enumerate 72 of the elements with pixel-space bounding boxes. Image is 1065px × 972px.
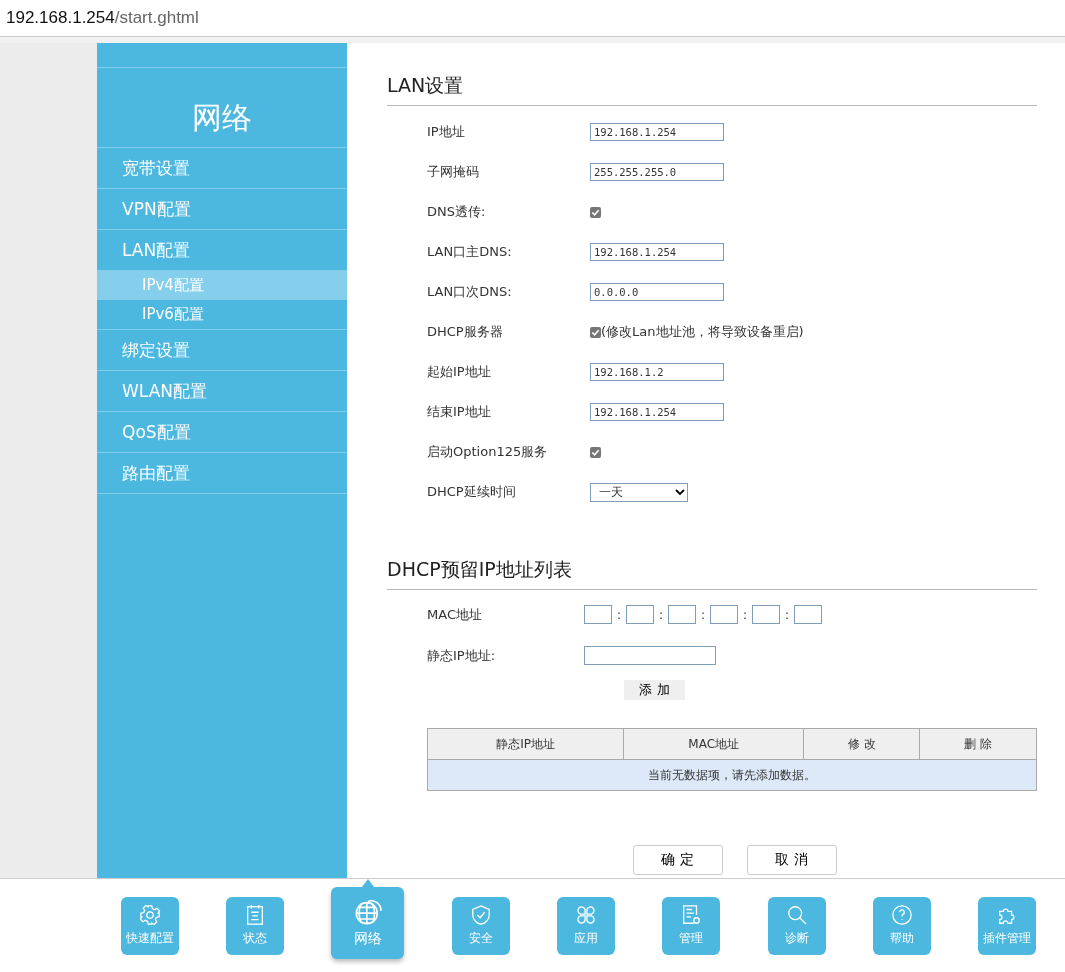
apps-icon <box>574 904 597 926</box>
shield-icon <box>469 904 492 926</box>
sidebar-subitem[interactable]: IPv6配置 <box>97 300 347 329</box>
checkbox[interactable] <box>590 206 601 218</box>
nav-button[interactable]: 插件管理 <box>978 896 1037 955</box>
field-label: 子网掩码 <box>427 163 480 181</box>
nav-button[interactable]: 帮助 <box>872 896 931 955</box>
text-input[interactable]: 0.0.0.0 <box>590 283 724 301</box>
mac-separator: : <box>741 607 748 622</box>
sidebar-item[interactable]: WLAN配置 <box>97 371 347 412</box>
field-label: LAN口次DNS: <box>427 283 513 301</box>
gear-icon <box>138 904 161 926</box>
ip-input[interactable] <box>584 646 716 665</box>
globe-icon <box>353 897 382 926</box>
sidebar-title: 网络 <box>97 68 347 148</box>
field-label: IP地址 <box>427 123 466 141</box>
caret-icon <box>675 488 685 496</box>
text-input[interactable]: 192.168.1.254 <box>590 123 724 141</box>
help-icon <box>890 904 913 926</box>
field-label: LAN口主DNS: <box>427 243 513 261</box>
sidebar-item[interactable]: VPN配置 <box>97 189 347 230</box>
field-label: DHCP服务器 <box>427 323 504 341</box>
field-label: MAC地址 <box>427 605 483 624</box>
field-label: 结束IP地址 <box>427 403 492 421</box>
nav-button[interactable]: 应用 <box>556 896 615 955</box>
clipboard-icon <box>244 904 266 926</box>
column-header: 静态IP地址 <box>427 728 624 760</box>
text-input[interactable]: 192.168.1.254 <box>590 243 724 261</box>
mac-input[interactable] <box>794 605 822 624</box>
field-label: DNS透传: <box>427 203 487 221</box>
field-label: DHCP延续时间 <box>427 483 517 501</box>
section-title: DHCP预留IP地址列表 <box>387 557 1037 590</box>
mac-input[interactable] <box>668 605 696 624</box>
mac-separator: : <box>783 607 790 622</box>
mac-input[interactable] <box>752 605 780 624</box>
sidebar-item[interactable]: 路由配置 <box>97 453 347 494</box>
cancel-button[interactable]: 取 消 <box>746 845 837 875</box>
mac-separator: : <box>699 607 706 622</box>
document-icon <box>680 904 703 926</box>
add-button[interactable]: 添 加 <box>624 680 685 700</box>
text-input[interactable]: 192.168.1.254 <box>590 403 724 421</box>
mac-separator: : <box>657 607 664 622</box>
checkbox-note: (修改Lan地址池，将导致设备重启) <box>601 323 804 341</box>
nav-button[interactable]: 网络 <box>331 886 405 959</box>
sidebar-item[interactable]: 绑定设置 <box>97 330 347 371</box>
mac-input[interactable] <box>710 605 738 624</box>
column-header: 修 改 <box>803 728 920 760</box>
confirm-button[interactable]: 确 定 <box>632 845 723 875</box>
empty-message: 当前无数据项，请先添加数据。 <box>427 759 1037 791</box>
column-header: 删 除 <box>919 728 1037 760</box>
nav-button[interactable]: 诊断 <box>767 896 826 955</box>
column-header: MAC地址 <box>623 728 804 760</box>
sidebar-item[interactable]: QoS配置 <box>97 412 347 453</box>
checkbox[interactable] <box>590 446 601 458</box>
checkbox[interactable] <box>590 326 601 338</box>
mac-input[interactable] <box>584 605 612 624</box>
search-icon <box>785 904 808 926</box>
text-input[interactable]: 192.168.1.2 <box>590 363 724 381</box>
dropdown[interactable]: 一天 <box>590 482 688 502</box>
field-label: 起始IP地址 <box>427 363 492 381</box>
mac-input[interactable] <box>626 605 654 624</box>
mac-separator: : <box>615 607 622 622</box>
nav-button[interactable]: 状态 <box>226 896 284 955</box>
nav-button[interactable]: 管理 <box>662 896 721 955</box>
section-title: LAN设置 <box>387 73 1037 106</box>
nav-button[interactable]: 安全 <box>451 896 510 955</box>
sidebar-subitem[interactable]: IPv4配置 <box>97 271 347 300</box>
text-input[interactable]: 255.255.255.0 <box>590 163 724 181</box>
field-label: 静态IP地址: <box>427 646 497 665</box>
sidebar-item[interactable]: 宽带设置 <box>97 148 347 189</box>
field-label: 启动Option125服务 <box>427 443 549 461</box>
nav-button[interactable]: 快速配置 <box>120 896 179 955</box>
********************
- _Short exercise_
Swap "field-label" for "form-label" in the listing lines between the line holding "apps-icon <box>574 904 597 926</box>" and the line holding "help-icon <box>890 904 913 926</box>", inclusive, and give back only those lines with nothing else changed.

- _Solution to this task_
apps-icon <box>574 904 597 926</box>
shield-icon <box>469 904 492 926</box>
sidebar-subitem[interactable]: IPv6配置 <box>97 300 347 329</box>
checkbox[interactable] <box>590 206 601 218</box>
nav-button[interactable]: 插件管理 <box>978 896 1037 955</box>
form-label: 子网掩码 <box>427 163 480 181</box>
nav-button[interactable]: 帮助 <box>872 896 931 955</box>
text-input[interactable]: 0.0.0.0 <box>590 283 724 301</box>
mac-separator: : <box>741 607 748 622</box>
sidebar-item[interactable]: WLAN配置 <box>97 371 347 412</box>
form-label: LAN口次DNS: <box>427 283 513 301</box>
gear-icon <box>138 904 161 926</box>
ip-input[interactable] <box>584 646 716 665</box>
globe-icon <box>353 897 382 926</box>
sidebar-title: 网络 <box>97 68 347 148</box>
form-label: IP地址 <box>427 123 466 141</box>
caret-icon <box>675 488 685 496</box>
text-input[interactable]: 192.168.1.254 <box>590 123 724 141</box>
help-icon <box>890 904 913 926</box>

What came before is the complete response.